**Problem**.
Which lines have the string "absorption"? Copy all of them from the entries below.

**Raw data**.
= = =
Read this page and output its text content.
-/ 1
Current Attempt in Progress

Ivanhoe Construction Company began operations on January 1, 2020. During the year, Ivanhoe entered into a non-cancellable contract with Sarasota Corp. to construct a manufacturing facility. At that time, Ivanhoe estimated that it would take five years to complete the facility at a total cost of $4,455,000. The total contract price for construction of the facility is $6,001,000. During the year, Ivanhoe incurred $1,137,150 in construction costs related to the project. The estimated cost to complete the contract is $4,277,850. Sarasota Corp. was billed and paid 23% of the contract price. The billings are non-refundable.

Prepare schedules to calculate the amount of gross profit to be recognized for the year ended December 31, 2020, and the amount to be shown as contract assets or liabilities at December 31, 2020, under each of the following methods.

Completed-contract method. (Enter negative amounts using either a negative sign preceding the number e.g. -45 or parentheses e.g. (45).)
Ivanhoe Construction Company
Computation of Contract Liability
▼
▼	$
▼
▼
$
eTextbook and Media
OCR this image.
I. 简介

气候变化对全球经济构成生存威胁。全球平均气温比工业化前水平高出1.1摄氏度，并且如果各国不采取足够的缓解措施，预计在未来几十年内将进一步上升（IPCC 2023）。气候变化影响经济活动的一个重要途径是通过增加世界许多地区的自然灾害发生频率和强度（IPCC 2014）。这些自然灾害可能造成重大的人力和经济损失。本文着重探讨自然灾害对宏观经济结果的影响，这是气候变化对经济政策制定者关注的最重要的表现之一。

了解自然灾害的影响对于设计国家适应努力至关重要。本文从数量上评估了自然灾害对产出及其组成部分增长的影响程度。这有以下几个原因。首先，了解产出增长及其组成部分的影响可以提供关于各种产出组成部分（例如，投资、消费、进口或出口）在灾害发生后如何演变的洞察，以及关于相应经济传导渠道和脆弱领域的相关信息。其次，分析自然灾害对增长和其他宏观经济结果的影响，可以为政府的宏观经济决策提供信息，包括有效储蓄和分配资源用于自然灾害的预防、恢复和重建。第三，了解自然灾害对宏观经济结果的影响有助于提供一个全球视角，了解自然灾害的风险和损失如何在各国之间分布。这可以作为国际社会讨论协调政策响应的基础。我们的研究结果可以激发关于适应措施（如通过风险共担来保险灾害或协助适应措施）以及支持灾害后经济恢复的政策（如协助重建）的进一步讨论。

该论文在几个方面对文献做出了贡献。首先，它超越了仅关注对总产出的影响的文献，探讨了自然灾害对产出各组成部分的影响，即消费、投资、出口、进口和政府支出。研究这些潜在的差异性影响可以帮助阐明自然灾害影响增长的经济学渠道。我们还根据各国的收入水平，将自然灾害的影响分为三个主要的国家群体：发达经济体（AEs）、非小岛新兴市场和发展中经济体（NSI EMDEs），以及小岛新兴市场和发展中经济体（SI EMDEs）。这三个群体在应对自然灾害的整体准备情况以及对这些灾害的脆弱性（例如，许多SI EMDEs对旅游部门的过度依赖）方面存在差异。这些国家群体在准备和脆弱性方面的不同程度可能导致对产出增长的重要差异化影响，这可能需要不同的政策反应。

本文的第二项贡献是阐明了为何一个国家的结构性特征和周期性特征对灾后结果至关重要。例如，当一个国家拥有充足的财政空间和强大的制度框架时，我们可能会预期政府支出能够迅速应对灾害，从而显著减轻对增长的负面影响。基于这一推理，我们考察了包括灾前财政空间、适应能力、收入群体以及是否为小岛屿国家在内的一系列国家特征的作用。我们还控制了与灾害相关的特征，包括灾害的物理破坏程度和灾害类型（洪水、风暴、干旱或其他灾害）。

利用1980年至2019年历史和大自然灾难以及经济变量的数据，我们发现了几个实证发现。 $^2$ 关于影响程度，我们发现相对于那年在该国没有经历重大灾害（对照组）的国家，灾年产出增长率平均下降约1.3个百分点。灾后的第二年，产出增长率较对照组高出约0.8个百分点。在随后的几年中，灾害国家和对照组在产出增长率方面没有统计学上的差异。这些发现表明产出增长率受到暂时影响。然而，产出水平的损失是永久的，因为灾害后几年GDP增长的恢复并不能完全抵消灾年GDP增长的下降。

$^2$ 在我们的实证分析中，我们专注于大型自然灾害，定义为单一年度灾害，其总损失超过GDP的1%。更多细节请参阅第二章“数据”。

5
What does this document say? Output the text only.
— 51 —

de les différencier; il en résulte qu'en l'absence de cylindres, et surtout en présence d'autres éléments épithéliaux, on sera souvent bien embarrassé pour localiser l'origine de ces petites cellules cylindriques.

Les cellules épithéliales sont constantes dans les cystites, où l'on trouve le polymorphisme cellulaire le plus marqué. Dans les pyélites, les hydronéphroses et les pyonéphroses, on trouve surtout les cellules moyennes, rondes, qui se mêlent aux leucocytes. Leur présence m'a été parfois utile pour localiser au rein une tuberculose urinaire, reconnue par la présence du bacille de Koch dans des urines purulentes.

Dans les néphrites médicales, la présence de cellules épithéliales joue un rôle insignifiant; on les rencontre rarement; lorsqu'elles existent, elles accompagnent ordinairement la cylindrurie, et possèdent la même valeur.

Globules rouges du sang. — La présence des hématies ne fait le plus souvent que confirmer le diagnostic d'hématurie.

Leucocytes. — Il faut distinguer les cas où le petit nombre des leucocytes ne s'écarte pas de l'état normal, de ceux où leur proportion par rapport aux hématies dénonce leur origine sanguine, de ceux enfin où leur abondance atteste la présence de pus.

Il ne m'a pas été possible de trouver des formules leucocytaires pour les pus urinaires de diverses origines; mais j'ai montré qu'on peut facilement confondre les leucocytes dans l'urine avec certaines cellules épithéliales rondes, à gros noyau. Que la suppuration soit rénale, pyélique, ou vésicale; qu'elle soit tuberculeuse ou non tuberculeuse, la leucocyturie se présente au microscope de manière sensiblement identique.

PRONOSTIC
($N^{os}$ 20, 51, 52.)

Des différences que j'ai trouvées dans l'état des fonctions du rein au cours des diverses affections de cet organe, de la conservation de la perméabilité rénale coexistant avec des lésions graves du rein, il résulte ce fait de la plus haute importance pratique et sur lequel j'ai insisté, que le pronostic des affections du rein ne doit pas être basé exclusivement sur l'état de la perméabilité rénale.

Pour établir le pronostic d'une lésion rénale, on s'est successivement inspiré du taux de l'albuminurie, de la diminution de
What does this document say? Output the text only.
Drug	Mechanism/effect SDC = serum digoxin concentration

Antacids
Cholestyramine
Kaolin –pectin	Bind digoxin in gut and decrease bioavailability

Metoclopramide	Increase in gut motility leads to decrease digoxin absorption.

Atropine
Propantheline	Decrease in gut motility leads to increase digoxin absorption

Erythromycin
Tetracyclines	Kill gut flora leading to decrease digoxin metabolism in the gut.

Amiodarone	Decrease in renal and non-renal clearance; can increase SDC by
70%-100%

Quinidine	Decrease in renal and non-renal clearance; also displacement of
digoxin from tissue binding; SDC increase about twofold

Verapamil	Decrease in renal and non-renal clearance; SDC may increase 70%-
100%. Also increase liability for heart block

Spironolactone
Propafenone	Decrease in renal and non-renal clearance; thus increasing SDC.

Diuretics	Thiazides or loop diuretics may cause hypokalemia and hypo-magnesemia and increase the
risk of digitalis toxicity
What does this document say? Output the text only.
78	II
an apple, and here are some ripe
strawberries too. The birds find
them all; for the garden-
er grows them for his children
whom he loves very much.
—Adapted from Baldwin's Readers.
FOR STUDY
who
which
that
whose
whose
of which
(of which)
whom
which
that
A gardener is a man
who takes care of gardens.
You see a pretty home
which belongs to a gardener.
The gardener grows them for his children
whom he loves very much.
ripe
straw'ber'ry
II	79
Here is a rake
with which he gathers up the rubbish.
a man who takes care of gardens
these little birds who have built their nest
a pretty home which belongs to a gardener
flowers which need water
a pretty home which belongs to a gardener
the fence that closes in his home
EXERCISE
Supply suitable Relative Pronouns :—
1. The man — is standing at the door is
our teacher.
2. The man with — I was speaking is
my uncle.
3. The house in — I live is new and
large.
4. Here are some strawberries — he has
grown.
= = =
**Output below**.
Metoclopramide	Increase in gut motility leads to decrease digoxin absorption.
Propantheline	Decrease in gut motility leads to increase digoxin absorption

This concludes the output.